→ WHAT IS NEEDED:
Write out every entry exactly as given, but omit the pictures.

========

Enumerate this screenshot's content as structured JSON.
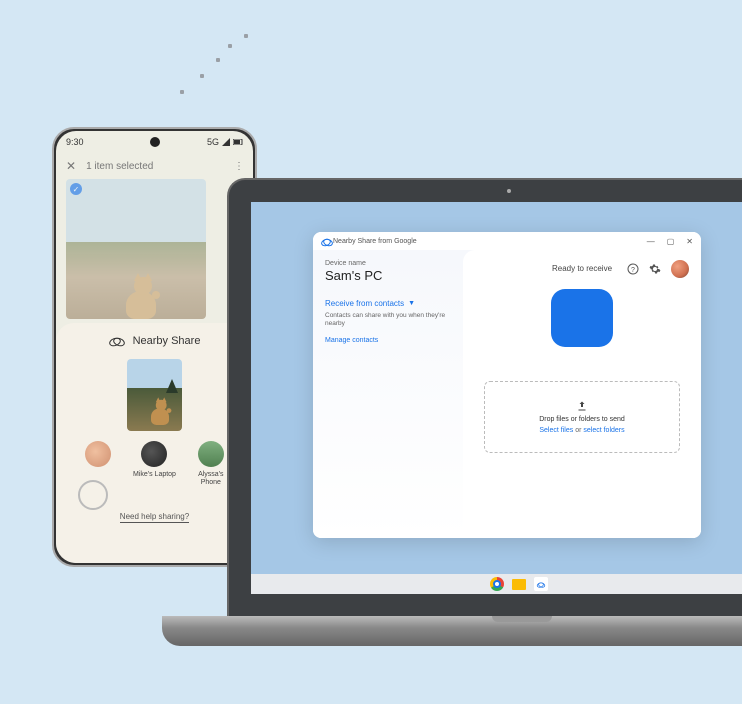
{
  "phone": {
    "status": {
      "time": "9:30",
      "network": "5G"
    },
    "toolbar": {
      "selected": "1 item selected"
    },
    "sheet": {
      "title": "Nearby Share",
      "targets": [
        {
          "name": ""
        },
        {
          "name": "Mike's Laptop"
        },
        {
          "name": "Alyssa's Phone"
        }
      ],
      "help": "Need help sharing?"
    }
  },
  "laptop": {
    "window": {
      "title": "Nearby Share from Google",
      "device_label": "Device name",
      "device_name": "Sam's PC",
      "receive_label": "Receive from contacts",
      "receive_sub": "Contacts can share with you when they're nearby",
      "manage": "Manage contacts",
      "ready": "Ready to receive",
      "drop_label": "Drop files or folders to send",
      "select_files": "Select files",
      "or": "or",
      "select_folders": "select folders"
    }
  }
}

========

→ EXERCISE RESULT:
Enumerate this screenshot's content as structured JSON.
{
  "phone": {
    "status": {
      "time": "9:30",
      "network": "5G"
    },
    "toolbar": {
      "selected": "1 item selected"
    },
    "sheet": {
      "title": "Nearby Share",
      "targets": [
        {
          "name": ""
        },
        {
          "name": "Mike's Laptop"
        },
        {
          "name": "Alyssa's Phone"
        }
      ],
      "help": "Need help sharing?"
    }
  },
  "laptop": {
    "window": {
      "title": "Nearby Share from Google",
      "device_label": "Device name",
      "device_name": "Sam's PC",
      "receive_label": "Receive from contacts",
      "receive_sub": "Contacts can share with you when they're nearby",
      "manage": "Manage contacts",
      "ready": "Ready to receive",
      "drop_label": "Drop files or folders to send",
      "select_files": "Select files",
      "or": "or",
      "select_folders": "select folders"
    }
  }
}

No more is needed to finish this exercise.